**Stored dataset items**

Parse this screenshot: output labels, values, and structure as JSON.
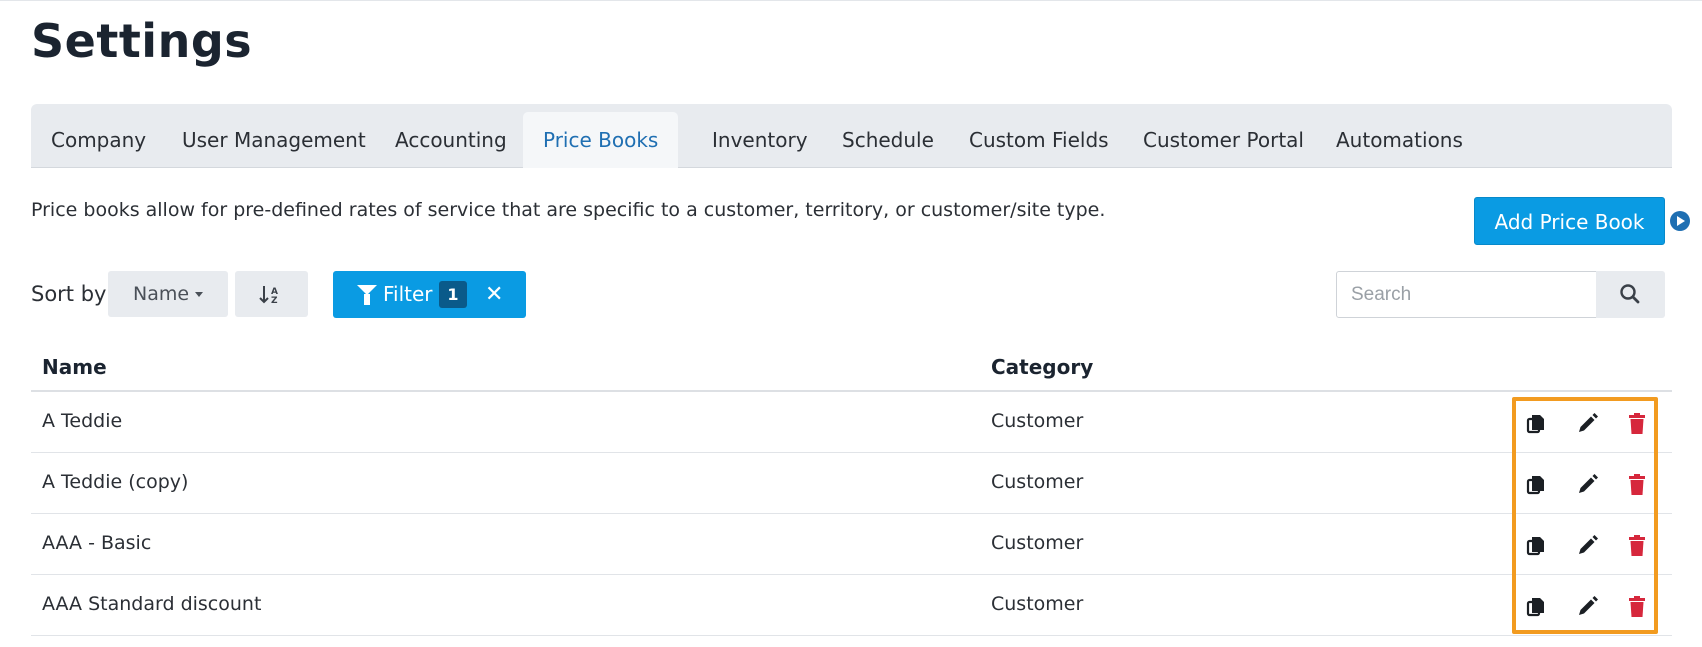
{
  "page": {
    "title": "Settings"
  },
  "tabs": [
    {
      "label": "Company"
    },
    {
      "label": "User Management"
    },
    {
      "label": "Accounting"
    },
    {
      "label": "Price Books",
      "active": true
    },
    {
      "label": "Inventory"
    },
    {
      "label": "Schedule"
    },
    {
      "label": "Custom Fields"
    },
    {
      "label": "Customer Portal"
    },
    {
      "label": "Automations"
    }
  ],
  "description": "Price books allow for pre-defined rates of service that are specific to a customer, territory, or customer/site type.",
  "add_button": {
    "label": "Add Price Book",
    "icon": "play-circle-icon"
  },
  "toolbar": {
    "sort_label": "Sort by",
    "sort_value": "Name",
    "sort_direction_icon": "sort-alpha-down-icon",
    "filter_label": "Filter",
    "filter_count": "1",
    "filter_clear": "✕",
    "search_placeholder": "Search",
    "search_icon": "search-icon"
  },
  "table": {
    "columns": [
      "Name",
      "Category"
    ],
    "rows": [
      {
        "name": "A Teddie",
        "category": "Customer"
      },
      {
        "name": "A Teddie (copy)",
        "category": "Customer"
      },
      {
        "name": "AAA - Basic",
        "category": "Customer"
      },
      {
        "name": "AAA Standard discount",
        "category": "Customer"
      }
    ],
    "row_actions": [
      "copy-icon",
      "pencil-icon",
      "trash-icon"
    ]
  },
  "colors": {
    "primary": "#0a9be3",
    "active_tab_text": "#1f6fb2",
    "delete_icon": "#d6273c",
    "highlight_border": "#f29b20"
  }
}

**Instruction**
All the material shown above is to be copied exactly, with no pictures carried over.

**Written response**
Parse this screenshot: output labels, values, and structure as JSON.
{
  "page": {
    "title": "Settings"
  },
  "tabs": [
    {
      "label": "Company"
    },
    {
      "label": "User Management"
    },
    {
      "label": "Accounting"
    },
    {
      "label": "Price Books",
      "active": true
    },
    {
      "label": "Inventory"
    },
    {
      "label": "Schedule"
    },
    {
      "label": "Custom Fields"
    },
    {
      "label": "Customer Portal"
    },
    {
      "label": "Automations"
    }
  ],
  "description": "Price books allow for pre-defined rates of service that are specific to a customer, territory, or customer/site type.",
  "add_button": {
    "label": "Add Price Book",
    "icon": "play-circle-icon"
  },
  "toolbar": {
    "sort_label": "Sort by",
    "sort_value": "Name",
    "sort_direction_icon": "sort-alpha-down-icon",
    "filter_label": "Filter",
    "filter_count": "1",
    "filter_clear": "✕",
    "search_placeholder": "Search",
    "search_icon": "search-icon"
  },
  "table": {
    "columns": [
      "Name",
      "Category"
    ],
    "rows": [
      {
        "name": "A Teddie",
        "category": "Customer"
      },
      {
        "name": "A Teddie (copy)",
        "category": "Customer"
      },
      {
        "name": "AAA - Basic",
        "category": "Customer"
      },
      {
        "name": "AAA Standard discount",
        "category": "Customer"
      }
    ],
    "row_actions": [
      "copy-icon",
      "pencil-icon",
      "trash-icon"
    ]
  },
  "colors": {
    "primary": "#0a9be3",
    "active_tab_text": "#1f6fb2",
    "delete_icon": "#d6273c",
    "highlight_border": "#f29b20"
  }
}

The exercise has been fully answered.